## Tarefas do exercício
[A] Transcreva o trecho da notícia que começa nas palavras "Fernanda Marques falava" e termina depois de "cidade da Praia.".
[B] Segundo Fernanda Marques na notícia, o que envolve dar mais relevo à prevenção? Liste todos os elementos.

## Notícia
________________________________________

Cabo Verde vai aumentar a resposta na reinserção de dependentes do álcool e droga e dar mais relevo à prevenção, afirmou hoje a secretária executiva da Comissão de Coordenação do Álcool e outras Drogas (CCAD).
Fernanda Marques falava aos jornalistas no final da sessão de abertura do Encontro de Validação do Programa Nacional Integrado de Luta Contra Drogas e Crimes Conexos (PNLCDCC) – 2018/2023, que decorre hoje na cidade da Praia.
“Se queremos mais sucesso na estratégia tem que se dar mais relevo na prevenção e isso envolve um maior engajamento das famílias, das comunidades, um reforço ou melhoria da comunicação com a sociedade civil”, afirmou.
Sobre o programa, Fernanda Marques apresentou-o como “global, integrado, que tem em conta as várias vertentes – redução da procura e redução da oferta. Prevê a intervenção de todos os setores, numa articulação forte”.

________________________________________

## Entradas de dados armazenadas
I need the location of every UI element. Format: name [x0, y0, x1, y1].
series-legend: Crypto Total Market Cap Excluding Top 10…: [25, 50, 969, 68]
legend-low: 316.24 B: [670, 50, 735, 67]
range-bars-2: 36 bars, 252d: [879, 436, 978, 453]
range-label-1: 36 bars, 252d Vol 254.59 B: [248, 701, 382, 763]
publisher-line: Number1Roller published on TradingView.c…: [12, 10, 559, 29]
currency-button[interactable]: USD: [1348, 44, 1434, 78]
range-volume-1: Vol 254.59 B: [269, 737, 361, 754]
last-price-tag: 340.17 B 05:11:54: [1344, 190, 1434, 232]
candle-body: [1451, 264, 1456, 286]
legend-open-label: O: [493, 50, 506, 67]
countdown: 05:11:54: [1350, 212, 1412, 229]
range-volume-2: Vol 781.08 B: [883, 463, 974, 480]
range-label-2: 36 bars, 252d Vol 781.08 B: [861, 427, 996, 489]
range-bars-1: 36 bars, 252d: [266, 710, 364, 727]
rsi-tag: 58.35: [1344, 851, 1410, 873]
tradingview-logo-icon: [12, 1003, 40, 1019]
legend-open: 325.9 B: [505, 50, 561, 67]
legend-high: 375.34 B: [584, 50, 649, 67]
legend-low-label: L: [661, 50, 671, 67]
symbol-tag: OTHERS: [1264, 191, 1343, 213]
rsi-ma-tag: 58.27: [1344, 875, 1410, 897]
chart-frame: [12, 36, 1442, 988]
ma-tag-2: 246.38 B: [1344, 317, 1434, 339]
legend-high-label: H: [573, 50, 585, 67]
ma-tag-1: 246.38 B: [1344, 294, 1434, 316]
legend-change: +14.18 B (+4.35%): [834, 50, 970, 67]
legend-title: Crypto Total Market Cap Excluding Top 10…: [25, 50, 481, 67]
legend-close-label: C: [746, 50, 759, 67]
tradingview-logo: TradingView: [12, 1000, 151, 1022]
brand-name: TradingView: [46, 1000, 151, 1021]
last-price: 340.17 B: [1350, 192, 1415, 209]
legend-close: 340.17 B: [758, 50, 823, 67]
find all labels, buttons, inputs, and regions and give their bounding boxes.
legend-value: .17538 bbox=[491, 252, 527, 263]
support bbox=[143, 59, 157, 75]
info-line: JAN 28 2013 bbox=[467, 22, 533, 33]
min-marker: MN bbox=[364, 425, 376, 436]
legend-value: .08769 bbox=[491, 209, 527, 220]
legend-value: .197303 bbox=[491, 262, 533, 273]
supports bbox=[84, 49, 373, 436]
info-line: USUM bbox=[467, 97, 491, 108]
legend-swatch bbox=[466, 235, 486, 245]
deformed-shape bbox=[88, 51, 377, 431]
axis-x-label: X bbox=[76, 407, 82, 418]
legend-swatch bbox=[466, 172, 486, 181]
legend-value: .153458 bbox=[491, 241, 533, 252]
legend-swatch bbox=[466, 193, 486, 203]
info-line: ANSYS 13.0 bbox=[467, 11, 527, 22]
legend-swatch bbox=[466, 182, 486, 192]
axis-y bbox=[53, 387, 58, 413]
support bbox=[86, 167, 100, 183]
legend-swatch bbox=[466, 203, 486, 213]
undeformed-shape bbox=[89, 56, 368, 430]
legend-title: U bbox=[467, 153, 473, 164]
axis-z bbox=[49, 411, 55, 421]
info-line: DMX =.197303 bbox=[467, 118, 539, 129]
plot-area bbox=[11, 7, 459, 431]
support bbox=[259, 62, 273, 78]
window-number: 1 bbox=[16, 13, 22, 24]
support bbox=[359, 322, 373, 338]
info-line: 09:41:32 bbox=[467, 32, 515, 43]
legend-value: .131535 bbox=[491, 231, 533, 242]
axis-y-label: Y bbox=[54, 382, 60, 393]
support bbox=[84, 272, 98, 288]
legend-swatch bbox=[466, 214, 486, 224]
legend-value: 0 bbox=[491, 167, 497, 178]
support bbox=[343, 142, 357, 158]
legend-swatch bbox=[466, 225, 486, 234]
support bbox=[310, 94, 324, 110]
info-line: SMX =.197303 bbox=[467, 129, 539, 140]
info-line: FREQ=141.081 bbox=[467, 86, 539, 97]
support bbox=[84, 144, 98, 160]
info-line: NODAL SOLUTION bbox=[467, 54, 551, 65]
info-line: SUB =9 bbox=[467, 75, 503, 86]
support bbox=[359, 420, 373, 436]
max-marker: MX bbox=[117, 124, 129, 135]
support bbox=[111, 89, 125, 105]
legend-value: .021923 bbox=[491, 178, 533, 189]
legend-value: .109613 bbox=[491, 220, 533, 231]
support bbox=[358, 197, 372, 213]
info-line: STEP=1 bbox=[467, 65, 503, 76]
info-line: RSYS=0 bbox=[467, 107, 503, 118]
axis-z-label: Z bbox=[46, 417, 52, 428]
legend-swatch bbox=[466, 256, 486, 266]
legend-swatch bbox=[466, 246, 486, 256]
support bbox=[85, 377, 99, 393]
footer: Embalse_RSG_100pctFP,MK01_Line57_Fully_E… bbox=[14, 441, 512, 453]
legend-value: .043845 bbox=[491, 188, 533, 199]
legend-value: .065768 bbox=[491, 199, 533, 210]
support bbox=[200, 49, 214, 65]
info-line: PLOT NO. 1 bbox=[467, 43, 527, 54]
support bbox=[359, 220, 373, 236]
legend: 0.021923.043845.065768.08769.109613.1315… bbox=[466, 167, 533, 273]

________________________________________

## Soluções por tarefa
[A]
Fernanda Marques falava aos jornalistas no final da sessão de abertura do Encontro de Validação do Programa Nacional Integrado de Luta Contra Drogas e Crimes Conexos (PNLCDCC) – 2018/2023, que decorre hoje na cidade da Praia.

[B]
- Maior engajamento das famílias
- Maior engajamento das comunidades
- Reforço ou melhoria da comunicação com a sociedade civil